■ Description of the task ■
Tally the lines of the data that include the word "content" and state the total, nothing else.

■ Task material ■

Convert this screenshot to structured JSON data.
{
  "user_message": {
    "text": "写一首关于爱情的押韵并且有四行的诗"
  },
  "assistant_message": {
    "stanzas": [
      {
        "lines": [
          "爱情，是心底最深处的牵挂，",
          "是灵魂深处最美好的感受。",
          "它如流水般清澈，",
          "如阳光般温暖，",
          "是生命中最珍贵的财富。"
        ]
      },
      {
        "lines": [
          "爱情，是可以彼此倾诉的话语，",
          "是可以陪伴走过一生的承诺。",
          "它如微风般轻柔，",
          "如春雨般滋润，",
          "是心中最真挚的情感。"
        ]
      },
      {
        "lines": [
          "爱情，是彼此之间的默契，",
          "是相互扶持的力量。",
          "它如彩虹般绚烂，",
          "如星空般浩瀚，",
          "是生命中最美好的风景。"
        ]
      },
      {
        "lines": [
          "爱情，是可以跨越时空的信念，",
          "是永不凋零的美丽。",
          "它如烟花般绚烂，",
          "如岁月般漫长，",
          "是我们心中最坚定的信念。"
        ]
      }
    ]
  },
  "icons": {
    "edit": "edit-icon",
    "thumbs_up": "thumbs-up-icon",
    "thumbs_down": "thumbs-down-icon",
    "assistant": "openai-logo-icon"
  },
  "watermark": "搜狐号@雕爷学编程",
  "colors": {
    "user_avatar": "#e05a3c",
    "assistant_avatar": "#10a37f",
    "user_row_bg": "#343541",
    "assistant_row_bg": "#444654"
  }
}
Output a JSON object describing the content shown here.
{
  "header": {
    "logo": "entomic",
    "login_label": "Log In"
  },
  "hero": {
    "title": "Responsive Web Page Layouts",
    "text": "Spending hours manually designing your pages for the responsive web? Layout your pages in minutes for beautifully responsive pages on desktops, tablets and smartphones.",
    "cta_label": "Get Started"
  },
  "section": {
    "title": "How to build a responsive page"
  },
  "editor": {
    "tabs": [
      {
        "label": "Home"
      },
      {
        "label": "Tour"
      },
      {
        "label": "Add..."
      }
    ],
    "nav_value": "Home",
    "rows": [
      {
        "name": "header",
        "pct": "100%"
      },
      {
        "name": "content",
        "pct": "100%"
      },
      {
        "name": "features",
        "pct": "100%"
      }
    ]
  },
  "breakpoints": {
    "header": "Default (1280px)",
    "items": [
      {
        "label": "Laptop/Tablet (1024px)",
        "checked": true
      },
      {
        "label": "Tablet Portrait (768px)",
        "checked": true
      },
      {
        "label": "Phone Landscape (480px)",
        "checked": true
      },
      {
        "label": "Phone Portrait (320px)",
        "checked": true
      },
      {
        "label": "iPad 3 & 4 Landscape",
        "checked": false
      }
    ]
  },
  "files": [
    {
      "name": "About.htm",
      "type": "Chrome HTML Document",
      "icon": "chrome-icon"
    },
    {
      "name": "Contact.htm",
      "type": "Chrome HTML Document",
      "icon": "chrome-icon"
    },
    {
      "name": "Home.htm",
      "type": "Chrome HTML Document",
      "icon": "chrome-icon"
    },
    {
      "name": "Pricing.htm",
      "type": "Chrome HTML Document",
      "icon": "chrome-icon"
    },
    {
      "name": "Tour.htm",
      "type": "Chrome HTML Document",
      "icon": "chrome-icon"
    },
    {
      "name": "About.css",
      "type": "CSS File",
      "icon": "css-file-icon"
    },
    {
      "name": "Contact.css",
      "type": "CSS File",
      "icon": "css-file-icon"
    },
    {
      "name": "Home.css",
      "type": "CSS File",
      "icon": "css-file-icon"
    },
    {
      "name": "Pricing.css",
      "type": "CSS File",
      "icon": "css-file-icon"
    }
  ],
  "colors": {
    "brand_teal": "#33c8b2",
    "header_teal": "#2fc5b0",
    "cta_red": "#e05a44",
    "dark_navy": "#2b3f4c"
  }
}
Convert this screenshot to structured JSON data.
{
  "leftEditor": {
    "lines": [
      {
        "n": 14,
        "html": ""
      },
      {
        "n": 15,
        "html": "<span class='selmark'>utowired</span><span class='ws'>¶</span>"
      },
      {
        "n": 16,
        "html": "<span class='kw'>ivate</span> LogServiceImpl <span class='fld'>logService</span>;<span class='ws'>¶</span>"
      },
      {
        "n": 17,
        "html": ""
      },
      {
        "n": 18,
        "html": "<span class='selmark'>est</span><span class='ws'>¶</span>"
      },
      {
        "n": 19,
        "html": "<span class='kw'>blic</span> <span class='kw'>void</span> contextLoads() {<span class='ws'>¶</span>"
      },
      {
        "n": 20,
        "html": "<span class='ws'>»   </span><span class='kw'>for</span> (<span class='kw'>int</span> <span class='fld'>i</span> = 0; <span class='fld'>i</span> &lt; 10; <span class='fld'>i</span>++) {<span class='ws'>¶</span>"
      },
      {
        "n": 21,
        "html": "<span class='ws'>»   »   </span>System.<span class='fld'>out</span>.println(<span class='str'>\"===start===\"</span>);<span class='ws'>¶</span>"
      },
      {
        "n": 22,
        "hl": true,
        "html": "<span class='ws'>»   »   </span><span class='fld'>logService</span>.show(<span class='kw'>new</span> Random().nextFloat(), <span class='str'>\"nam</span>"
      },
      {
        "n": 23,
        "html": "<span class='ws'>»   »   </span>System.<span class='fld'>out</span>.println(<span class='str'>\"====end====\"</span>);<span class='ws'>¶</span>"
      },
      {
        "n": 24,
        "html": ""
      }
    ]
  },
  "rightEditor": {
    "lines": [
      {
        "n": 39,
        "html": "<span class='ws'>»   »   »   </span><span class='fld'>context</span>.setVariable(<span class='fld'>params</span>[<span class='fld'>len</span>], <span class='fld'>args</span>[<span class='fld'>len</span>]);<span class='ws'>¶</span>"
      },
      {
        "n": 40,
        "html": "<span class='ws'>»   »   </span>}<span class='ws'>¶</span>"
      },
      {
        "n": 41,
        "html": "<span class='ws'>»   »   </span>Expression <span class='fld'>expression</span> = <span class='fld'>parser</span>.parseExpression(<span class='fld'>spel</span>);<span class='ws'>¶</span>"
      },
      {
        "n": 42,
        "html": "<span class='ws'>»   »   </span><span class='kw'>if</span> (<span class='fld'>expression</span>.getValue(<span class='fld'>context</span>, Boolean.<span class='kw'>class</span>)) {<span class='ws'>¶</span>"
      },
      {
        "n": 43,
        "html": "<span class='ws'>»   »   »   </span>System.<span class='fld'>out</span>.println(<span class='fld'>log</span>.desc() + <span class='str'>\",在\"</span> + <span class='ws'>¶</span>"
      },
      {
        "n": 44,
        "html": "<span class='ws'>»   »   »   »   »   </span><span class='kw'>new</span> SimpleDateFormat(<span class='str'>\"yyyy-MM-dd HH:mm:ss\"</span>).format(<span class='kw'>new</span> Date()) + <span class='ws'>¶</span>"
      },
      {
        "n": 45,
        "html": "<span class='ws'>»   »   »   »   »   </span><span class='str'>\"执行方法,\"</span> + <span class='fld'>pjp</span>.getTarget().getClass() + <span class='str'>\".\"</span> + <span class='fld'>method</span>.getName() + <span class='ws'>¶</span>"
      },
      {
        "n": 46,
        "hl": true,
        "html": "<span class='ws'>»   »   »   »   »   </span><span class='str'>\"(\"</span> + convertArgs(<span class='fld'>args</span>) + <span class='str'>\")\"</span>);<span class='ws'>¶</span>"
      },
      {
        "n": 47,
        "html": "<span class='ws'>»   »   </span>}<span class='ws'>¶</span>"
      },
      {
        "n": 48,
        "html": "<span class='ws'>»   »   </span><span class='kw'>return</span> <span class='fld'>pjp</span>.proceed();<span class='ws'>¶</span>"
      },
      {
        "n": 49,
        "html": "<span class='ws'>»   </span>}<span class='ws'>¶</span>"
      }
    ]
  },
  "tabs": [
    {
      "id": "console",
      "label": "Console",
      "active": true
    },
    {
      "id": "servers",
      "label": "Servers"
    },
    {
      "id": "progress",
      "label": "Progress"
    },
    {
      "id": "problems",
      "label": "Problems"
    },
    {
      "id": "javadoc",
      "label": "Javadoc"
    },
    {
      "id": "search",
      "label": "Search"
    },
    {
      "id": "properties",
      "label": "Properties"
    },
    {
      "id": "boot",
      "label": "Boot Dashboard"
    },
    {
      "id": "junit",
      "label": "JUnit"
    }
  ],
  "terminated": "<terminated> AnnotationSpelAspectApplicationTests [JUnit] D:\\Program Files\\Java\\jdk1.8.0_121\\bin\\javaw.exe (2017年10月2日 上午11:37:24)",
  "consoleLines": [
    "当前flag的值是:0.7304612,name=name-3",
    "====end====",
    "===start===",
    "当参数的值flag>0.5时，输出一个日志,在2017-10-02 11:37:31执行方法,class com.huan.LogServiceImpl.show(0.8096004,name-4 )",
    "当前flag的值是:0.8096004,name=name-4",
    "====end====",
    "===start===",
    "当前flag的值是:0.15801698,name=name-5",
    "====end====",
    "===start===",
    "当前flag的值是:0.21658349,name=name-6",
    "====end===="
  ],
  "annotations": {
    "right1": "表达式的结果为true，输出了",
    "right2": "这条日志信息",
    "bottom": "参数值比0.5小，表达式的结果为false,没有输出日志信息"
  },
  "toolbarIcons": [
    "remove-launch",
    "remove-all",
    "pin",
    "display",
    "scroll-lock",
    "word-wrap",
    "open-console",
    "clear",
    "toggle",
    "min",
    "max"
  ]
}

■ Expected answer ■
2